-- PROBLEM --
Without the pictures, reproduce the records that follow exactly.

-- EXTRACTED MATERIAL --
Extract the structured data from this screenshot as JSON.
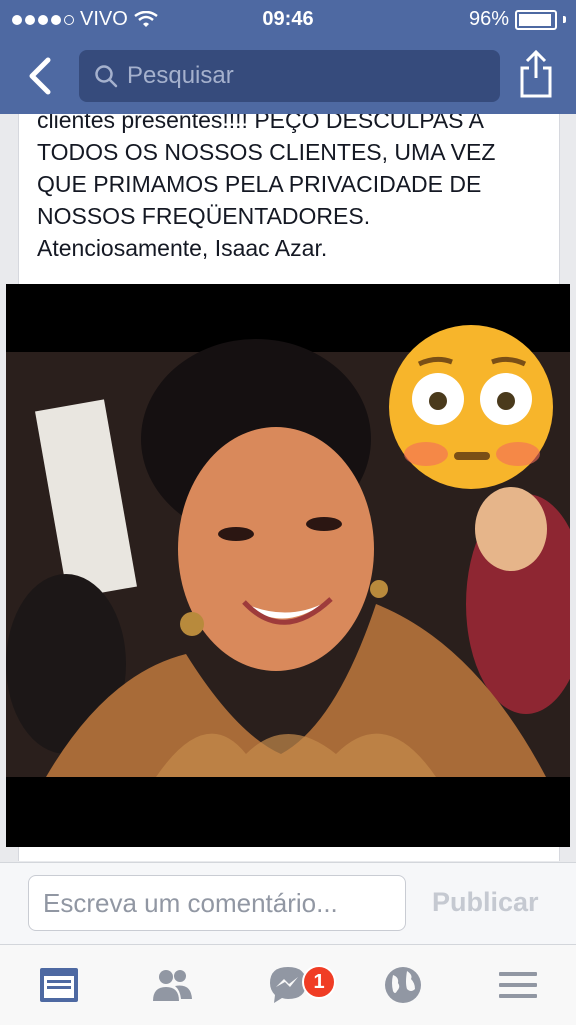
{
  "status_bar": {
    "carrier": "VIVO",
    "time": "09:46",
    "battery": "96%"
  },
  "nav": {
    "search_placeholder": "Pesquisar"
  },
  "post": {
    "text_lines": [
      "clientes presentes!!!! PEÇO DESCULPAS A",
      "TODOS OS NOSSOS CLIENTES, UMA VEZ",
      "QUE PRIMAMOS PELA PRIVACIDADE DE",
      "NOSSOS FREQÜENTADORES.",
      "Atenciosamente, Isaac Azar."
    ]
  },
  "comment": {
    "placeholder": "Escreva um comentário...",
    "publish_label": "Publicar"
  },
  "tabbar": {
    "messages_badge": "1",
    "icons": [
      "news-feed-icon",
      "friends-icon",
      "messenger-icon",
      "globe-icon",
      "menu-icon"
    ]
  },
  "colors": {
    "header": "#4e69a2",
    "search_field": "#364b7c",
    "active_tab": "#4e69a2",
    "inactive_tab": "#9197a3",
    "badge": "#f03d25"
  }
}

-- THE REPLY --
Extract the structured data from this screenshot as JSON.
{
  "status_bar": {
    "carrier": "VIVO",
    "time": "09:46",
    "battery": "96%"
  },
  "nav": {
    "search_placeholder": "Pesquisar"
  },
  "post": {
    "text_lines": [
      "clientes presentes!!!! PEÇO DESCULPAS A",
      "TODOS OS NOSSOS CLIENTES, UMA VEZ",
      "QUE PRIMAMOS PELA PRIVACIDADE DE",
      "NOSSOS FREQÜENTADORES.",
      "Atenciosamente, Isaac Azar."
    ]
  },
  "comment": {
    "placeholder": "Escreva um comentário...",
    "publish_label": "Publicar"
  },
  "tabbar": {
    "messages_badge": "1",
    "icons": [
      "news-feed-icon",
      "friends-icon",
      "messenger-icon",
      "globe-icon",
      "menu-icon"
    ]
  },
  "colors": {
    "header": "#4e69a2",
    "search_field": "#364b7c",
    "active_tab": "#4e69a2",
    "inactive_tab": "#9197a3",
    "badge": "#f03d25"
  }
}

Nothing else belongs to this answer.